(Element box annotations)
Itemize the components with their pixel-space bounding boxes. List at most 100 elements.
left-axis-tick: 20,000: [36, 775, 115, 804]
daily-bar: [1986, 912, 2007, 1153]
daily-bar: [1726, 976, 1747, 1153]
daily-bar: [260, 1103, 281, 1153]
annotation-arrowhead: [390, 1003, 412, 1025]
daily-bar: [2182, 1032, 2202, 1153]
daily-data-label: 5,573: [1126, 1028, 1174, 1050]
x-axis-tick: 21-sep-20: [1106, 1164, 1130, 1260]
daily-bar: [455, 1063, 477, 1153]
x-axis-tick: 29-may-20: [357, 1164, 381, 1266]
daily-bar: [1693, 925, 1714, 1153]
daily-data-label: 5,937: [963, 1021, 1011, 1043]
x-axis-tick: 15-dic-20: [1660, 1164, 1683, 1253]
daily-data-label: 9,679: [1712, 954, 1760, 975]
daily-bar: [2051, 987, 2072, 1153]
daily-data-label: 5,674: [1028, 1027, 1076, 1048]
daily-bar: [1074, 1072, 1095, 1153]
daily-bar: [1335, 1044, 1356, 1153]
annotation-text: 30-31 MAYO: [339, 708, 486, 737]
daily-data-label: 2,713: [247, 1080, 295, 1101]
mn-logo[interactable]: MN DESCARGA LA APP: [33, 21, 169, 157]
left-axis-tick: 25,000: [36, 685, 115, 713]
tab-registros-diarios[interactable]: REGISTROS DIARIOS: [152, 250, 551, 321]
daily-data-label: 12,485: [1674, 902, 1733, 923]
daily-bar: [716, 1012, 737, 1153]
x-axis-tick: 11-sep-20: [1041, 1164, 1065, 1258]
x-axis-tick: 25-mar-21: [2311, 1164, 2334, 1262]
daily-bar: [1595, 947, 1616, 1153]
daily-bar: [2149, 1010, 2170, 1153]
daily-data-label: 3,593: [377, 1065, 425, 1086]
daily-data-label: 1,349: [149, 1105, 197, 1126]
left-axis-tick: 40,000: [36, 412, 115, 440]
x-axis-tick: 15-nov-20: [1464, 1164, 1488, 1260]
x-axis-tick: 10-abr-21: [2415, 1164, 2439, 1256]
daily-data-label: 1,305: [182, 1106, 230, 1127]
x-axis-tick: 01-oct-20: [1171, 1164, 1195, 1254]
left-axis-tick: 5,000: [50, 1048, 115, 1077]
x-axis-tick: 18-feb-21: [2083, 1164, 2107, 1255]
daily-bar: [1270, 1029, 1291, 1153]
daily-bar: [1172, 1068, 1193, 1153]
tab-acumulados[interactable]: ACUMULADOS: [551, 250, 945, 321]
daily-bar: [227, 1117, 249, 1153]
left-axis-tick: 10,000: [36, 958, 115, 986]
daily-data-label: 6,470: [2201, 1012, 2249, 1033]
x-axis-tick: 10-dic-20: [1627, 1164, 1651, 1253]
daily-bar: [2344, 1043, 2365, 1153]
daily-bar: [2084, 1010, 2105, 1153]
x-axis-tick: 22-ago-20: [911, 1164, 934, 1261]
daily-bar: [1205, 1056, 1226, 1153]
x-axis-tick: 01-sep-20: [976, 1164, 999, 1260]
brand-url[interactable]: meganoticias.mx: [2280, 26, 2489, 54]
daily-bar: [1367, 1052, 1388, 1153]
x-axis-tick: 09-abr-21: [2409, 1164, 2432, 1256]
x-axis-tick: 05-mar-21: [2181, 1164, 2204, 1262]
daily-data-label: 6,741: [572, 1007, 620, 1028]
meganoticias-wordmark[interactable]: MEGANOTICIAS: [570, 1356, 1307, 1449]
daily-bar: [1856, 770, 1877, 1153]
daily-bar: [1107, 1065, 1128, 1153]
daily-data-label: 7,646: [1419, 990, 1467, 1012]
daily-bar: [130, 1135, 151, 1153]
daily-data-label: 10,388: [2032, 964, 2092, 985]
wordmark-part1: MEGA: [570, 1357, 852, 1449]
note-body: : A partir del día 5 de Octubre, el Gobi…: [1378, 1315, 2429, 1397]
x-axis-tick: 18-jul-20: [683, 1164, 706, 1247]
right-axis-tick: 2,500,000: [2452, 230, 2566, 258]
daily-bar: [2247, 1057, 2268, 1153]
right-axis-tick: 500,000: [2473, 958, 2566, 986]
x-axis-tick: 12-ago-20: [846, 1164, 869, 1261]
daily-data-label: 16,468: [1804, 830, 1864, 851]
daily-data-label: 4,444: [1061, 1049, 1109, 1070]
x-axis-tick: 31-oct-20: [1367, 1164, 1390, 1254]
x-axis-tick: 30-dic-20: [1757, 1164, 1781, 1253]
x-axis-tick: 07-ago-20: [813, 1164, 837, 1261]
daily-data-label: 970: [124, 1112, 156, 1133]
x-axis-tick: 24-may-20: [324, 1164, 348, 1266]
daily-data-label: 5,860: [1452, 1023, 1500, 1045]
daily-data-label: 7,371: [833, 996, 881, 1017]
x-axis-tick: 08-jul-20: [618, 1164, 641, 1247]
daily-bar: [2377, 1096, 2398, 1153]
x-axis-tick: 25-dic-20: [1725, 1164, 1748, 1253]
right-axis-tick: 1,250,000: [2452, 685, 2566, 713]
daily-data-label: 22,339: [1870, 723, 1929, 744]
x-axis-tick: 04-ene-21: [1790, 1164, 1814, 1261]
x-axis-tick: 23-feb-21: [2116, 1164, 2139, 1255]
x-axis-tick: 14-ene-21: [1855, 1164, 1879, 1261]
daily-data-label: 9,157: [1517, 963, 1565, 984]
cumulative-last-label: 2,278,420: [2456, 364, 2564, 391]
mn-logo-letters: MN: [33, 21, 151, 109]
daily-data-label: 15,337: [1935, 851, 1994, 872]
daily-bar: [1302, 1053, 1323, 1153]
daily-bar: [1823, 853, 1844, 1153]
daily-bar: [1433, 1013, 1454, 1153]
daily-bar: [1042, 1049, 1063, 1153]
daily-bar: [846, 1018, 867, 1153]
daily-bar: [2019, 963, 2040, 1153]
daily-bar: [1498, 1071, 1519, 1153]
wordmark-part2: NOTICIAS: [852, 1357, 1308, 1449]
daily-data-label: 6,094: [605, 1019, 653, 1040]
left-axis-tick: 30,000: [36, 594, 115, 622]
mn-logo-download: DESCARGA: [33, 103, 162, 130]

*Exercise instructions*: Edit the data from its first line through the line with "daily-data-label: 5,937: [963, 1021, 1011, 1043]" by replacing every "x-axis-tick" with "date-axis-tick". Write out those lines with that change only.

*Written solution*:
Itemize the components with their pixel-space bounding boxes. List at most 100 elements.
left-axis-tick: 20,000: [36, 775, 115, 804]
daily-bar: [1986, 912, 2007, 1153]
daily-bar: [1726, 976, 1747, 1153]
daily-bar: [260, 1103, 281, 1153]
annotation-arrowhead: [390, 1003, 412, 1025]
daily-bar: [2182, 1032, 2202, 1153]
daily-data-label: 5,573: [1126, 1028, 1174, 1050]
date-axis-tick: 21-sep-20: [1106, 1164, 1130, 1260]
daily-bar: [455, 1063, 477, 1153]
date-axis-tick: 29-may-20: [357, 1164, 381, 1266]
daily-bar: [1693, 925, 1714, 1153]
daily-data-label: 5,937: [963, 1021, 1011, 1043]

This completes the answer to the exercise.